#### WORK TO COMPLETE:
Tell how many lines in the data below include the word "image". The answer is the number only.

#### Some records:
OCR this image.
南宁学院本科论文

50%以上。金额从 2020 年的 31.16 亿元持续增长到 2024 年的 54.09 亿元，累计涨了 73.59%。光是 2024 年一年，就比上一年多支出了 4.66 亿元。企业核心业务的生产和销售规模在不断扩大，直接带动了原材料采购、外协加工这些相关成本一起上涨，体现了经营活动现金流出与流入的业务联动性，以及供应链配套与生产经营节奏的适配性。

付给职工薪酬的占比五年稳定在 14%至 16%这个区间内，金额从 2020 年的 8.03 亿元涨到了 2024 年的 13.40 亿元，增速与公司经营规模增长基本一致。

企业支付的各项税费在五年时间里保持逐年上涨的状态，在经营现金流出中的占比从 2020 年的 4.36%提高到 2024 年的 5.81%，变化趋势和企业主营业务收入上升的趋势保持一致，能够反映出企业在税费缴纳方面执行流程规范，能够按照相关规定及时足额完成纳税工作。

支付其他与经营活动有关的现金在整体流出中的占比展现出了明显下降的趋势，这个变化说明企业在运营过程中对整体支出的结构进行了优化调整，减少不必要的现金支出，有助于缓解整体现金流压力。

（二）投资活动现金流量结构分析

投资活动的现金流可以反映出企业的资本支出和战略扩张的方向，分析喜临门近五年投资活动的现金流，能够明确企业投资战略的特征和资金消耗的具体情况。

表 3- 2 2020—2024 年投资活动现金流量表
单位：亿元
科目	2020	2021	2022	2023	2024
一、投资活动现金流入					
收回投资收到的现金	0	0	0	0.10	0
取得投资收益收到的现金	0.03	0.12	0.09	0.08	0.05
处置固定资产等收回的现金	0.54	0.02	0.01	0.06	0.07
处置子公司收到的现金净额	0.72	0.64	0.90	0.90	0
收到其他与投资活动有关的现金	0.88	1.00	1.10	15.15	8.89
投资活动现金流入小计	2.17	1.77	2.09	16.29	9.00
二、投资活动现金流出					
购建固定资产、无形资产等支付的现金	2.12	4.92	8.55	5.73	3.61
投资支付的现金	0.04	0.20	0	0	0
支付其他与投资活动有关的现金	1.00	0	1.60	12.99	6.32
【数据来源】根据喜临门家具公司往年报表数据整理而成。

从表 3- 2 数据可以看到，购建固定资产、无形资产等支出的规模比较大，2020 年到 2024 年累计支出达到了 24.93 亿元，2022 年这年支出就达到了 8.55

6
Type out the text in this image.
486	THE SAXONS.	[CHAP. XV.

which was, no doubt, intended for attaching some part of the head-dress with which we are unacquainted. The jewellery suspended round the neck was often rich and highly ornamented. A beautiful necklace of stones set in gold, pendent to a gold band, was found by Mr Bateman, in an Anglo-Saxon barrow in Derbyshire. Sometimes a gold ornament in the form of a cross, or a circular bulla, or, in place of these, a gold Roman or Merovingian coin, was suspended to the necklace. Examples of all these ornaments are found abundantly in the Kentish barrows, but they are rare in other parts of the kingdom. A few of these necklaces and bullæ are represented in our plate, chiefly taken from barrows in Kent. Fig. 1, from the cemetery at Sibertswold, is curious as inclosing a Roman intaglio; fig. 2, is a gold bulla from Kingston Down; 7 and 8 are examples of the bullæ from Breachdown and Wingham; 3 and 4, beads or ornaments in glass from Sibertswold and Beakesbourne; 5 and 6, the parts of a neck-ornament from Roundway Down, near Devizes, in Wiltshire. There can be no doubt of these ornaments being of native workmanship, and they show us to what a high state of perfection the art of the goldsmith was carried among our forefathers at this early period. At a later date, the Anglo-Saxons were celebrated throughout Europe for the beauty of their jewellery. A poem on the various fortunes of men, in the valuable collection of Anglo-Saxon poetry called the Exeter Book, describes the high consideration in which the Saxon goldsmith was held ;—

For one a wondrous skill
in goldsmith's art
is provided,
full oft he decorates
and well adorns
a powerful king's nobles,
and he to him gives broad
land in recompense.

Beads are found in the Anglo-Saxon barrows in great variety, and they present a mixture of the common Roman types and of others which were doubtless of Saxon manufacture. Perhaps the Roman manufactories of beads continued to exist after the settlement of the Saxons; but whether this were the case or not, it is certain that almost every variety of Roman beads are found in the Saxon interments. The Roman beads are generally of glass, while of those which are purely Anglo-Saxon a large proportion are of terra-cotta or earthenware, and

#### TASK OUTPUT:
2